*OBJECTIVE*. Reproduce all of the data below without alteration; exclude every picture.

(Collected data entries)
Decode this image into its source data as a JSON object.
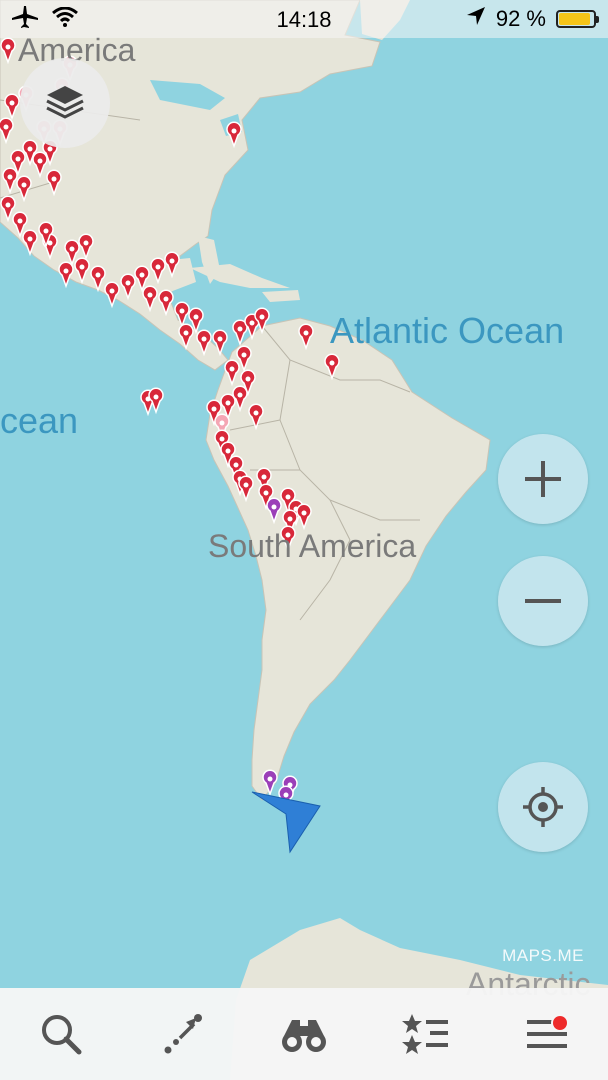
{
  "status_bar": {
    "time": "14:18",
    "battery_percent": "92 %",
    "battery_level": 0.92,
    "icons": [
      "airplane-icon",
      "wifi-icon",
      "location-arrow-icon",
      "battery-icon"
    ]
  },
  "map": {
    "labels": {
      "north_america": "America",
      "atlantic": "Atlantic Ocean",
      "pacific": "cean",
      "south_america": "South America",
      "antarctica": "Antarctic"
    },
    "watermark": "MAPS.ME",
    "colors": {
      "water": "#8fd3e0",
      "land": "#e6e5d9",
      "pin_red": "#d8283a",
      "pin_pink": "#f4a6b4",
      "pin_purple": "#9b3fb8",
      "location_arrow": "#2f7fd6"
    }
  },
  "controls": {
    "layers": "layers-icon",
    "zoom_in": "plus-icon",
    "zoom_out": "minus-icon",
    "my_position": "crosshair-icon"
  },
  "bottom_bar": {
    "tabs": [
      "search-icon",
      "route-icon",
      "discovery-binoculars-icon",
      "bookmarks-icon",
      "menu-icon"
    ],
    "menu_badge": true
  }
}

*COMPLETE ANSWER*.
Decode this image into its source data as a JSON object.
{
  "status_bar": {
    "time": "14:18",
    "battery_percent": "92 %",
    "battery_level": 0.92,
    "icons": [
      "airplane-icon",
      "wifi-icon",
      "location-arrow-icon",
      "battery-icon"
    ]
  },
  "map": {
    "labels": {
      "north_america": "America",
      "atlantic": "Atlantic Ocean",
      "pacific": "cean",
      "south_america": "South America",
      "antarctica": "Antarctic"
    },
    "watermark": "MAPS.ME",
    "colors": {
      "water": "#8fd3e0",
      "land": "#e6e5d9",
      "pin_red": "#d8283a",
      "pin_pink": "#f4a6b4",
      "pin_purple": "#9b3fb8",
      "location_arrow": "#2f7fd6"
    }
  },
  "controls": {
    "layers": "layers-icon",
    "zoom_in": "plus-icon",
    "zoom_out": "minus-icon",
    "my_position": "crosshair-icon"
  },
  "bottom_bar": {
    "tabs": [
      "search-icon",
      "route-icon",
      "discovery-binoculars-icon",
      "bookmarks-icon",
      "menu-icon"
    ],
    "menu_badge": true
  }
}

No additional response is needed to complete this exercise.